* [Task goal] Work out the number of lines with "JSON" in them. Reply with that number and no other words.
═══
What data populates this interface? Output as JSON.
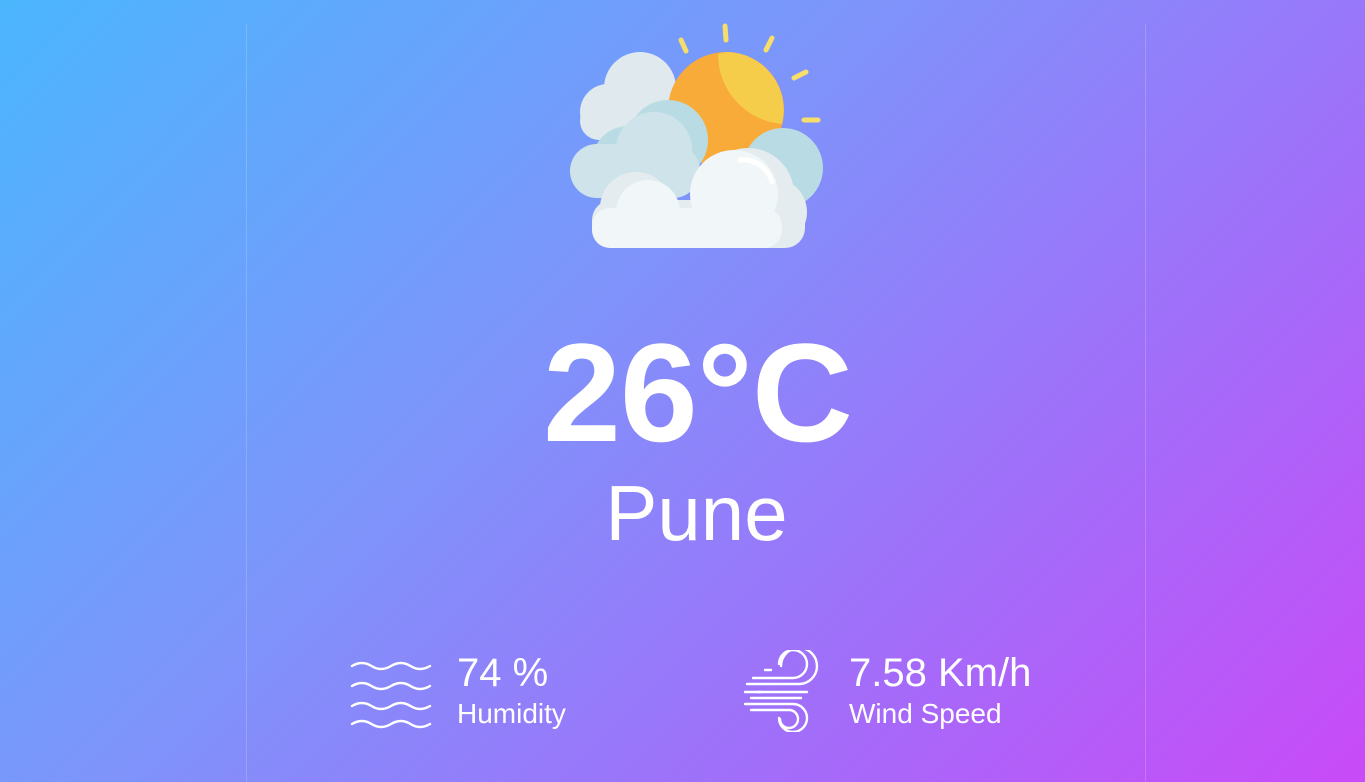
{
  "weather": {
    "condition_icon": "partly-cloudy-icon",
    "temperature": "26°C",
    "city": "Pune"
  },
  "details": {
    "humidity": {
      "icon": "humidity-waves-icon",
      "value": "74 %",
      "label": "Humidity"
    },
    "wind": {
      "icon": "wind-icon",
      "value": "7.58 Km/h",
      "label": "Wind Speed"
    }
  },
  "colors": {
    "gradient_start": "#4bb6fd",
    "gradient_end": "#c94af8",
    "text": "#ffffff"
  }
}
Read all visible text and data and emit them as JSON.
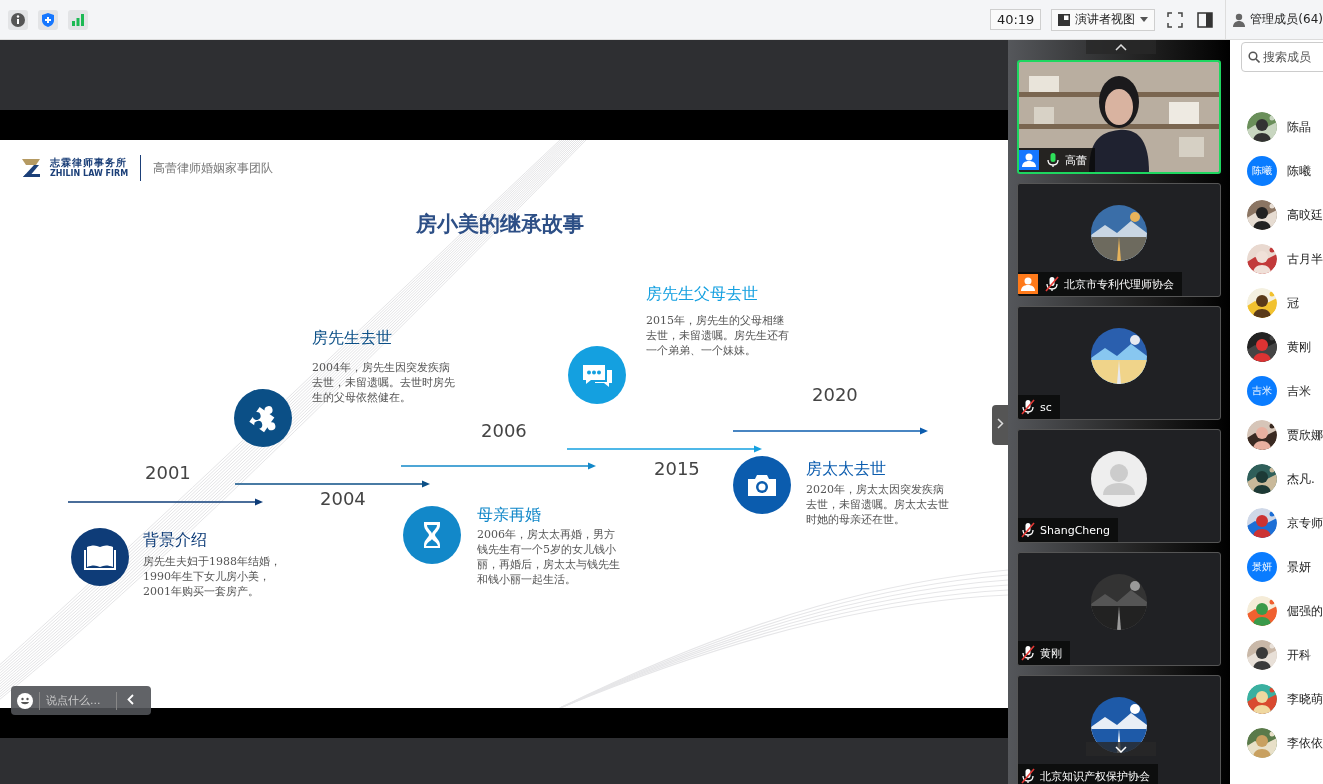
{
  "toolbar": {
    "timer": "40:19",
    "view_menu": {
      "label": "演讲者视图"
    },
    "members_button": {
      "label": "管理成员(64)"
    }
  },
  "slide": {
    "firm_name": "志霖律师事务所",
    "firm_name_en": "ZHILIN LAW FIRM",
    "team": "高蕾律师婚姻家事团队",
    "title": "房小美的继承故事",
    "events": [
      {
        "year": "2001",
        "heading": "背景介绍",
        "body": "房先生夫妇于1988年结婚，1990年生下女儿房小美，2001年购买一套房产。",
        "color": "#0e3c78"
      },
      {
        "year": "2004",
        "heading": "房先生去世",
        "body": "2004年，房先生因突发疾病去世，未留遗嘱。去世时房先生的父母依然健在。",
        "color": "#0b4f86"
      },
      {
        "year": "2006",
        "heading": "母亲再婚",
        "body": "2006年，房太太再婚，男方钱先生有一个5岁的女儿钱小丽，再婚后，房太太与钱先生和钱小丽一起生活。",
        "color": "#1288c9"
      },
      {
        "year": "2015",
        "heading": "房先生父母去世",
        "body": "2015年，房先生的父母相继去世，未留遗嘱。房先生还有一个弟弟、一个妹妹。",
        "color": "#14a0e0"
      },
      {
        "year": "2020",
        "heading": "房太太去世",
        "body": "2020年，房太太因突发疾病去世，未留遗嘱。房太太去世时她的母亲还在世。",
        "color": "#0b5cae"
      }
    ]
  },
  "chat": {
    "placeholder": "说点什么..."
  },
  "videos": [
    {
      "name": "高蕾",
      "kind": "camera",
      "speaking": true,
      "muted": false,
      "color": "#1677ff"
    },
    {
      "name": "北京市专利代理师协会",
      "kind": "picture",
      "speaking": false,
      "muted": true,
      "color": "#ff7a1a"
    },
    {
      "name": "sc",
      "kind": "picture",
      "speaking": false,
      "muted": true
    },
    {
      "name": "ShangCheng",
      "kind": "placeholder",
      "speaking": false,
      "muted": true
    },
    {
      "name": "黄刚",
      "kind": "picture",
      "speaking": false,
      "muted": true
    },
    {
      "name": "北京知识产权保护协会",
      "kind": "picture",
      "speaking": false,
      "muted": true
    }
  ],
  "members": {
    "search": {
      "placeholder": "搜索成员"
    },
    "items": [
      {
        "name": "陈晶"
      },
      {
        "name": "陈曦",
        "kind": "initials",
        "avatar_text": "陈曦"
      },
      {
        "name": "高旼廷"
      },
      {
        "name": "古月半"
      },
      {
        "name": "冠"
      },
      {
        "name": "黄刚"
      },
      {
        "name": "吉米",
        "kind": "initials",
        "avatar_text": "吉米"
      },
      {
        "name": "贾欣娜"
      },
      {
        "name": "杰凡."
      },
      {
        "name": "京专师"
      },
      {
        "name": "景妍",
        "kind": "initials",
        "avatar_text": "景妍"
      },
      {
        "name": "倔强的"
      },
      {
        "name": "开科"
      },
      {
        "name": "李晓萌"
      },
      {
        "name": "李依依"
      }
    ]
  }
}
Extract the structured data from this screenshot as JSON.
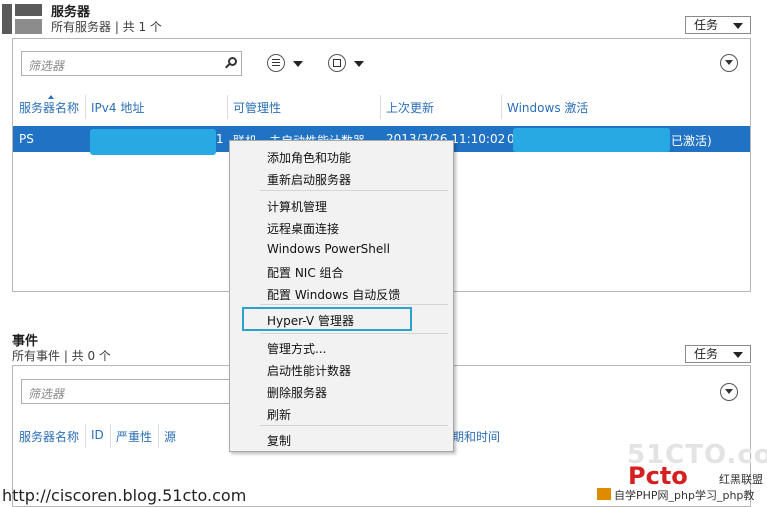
{
  "servers_section": {
    "title": "服务器",
    "subtitle": "所有服务器 | 共 1 个",
    "tasks_label": "任务",
    "filter_placeholder": "筛选器",
    "columns": [
      "服务器名称",
      "IPv4 地址",
      "可管理性",
      "上次更新",
      "Windows 激活"
    ],
    "selected_row": {
      "name": "PS",
      "ipv4_tail": "1",
      "manageability": "联机 - 未启动性能计数器",
      "last_update": "2013/3/26 11:10:02",
      "activation_prefix": "0",
      "activation_suffix": "已激活)"
    }
  },
  "events_section": {
    "title": "事件",
    "subtitle": "所有事件 | 共 0 个",
    "tasks_label": "任务",
    "filter_placeholder": "筛选器",
    "columns": [
      "服务器名称",
      "ID",
      "严重性",
      "源",
      "期和时间"
    ]
  },
  "context_menu": {
    "group1": [
      "添加角色和功能",
      "重新启动服务器"
    ],
    "group2": [
      "计算机管理",
      "远程桌面连接",
      "Windows PowerShell",
      "配置 NIC 组合",
      "配置 Windows 自动反馈"
    ],
    "highlighted": "Hyper-V 管理器",
    "group3": [
      "管理方式...",
      "启动性能计数器",
      "删除服务器",
      "刷新"
    ],
    "group4": [
      "复制"
    ]
  },
  "watermarks": {
    "url": "http://ciscoren.blog.51cto.com",
    "site": "51CTO.com",
    "logo_text": "Pcto",
    "logo_sub": "红黑联盟",
    "footer": "自学PHP网_php学习_php教"
  },
  "colors": {
    "accent_blue": "#1f72c4",
    "header_blue": "#2b6fb7",
    "redaction": "#29a9e3",
    "highlight_border": "#2aa3c8"
  }
}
═══
* [Solution for this problem] 3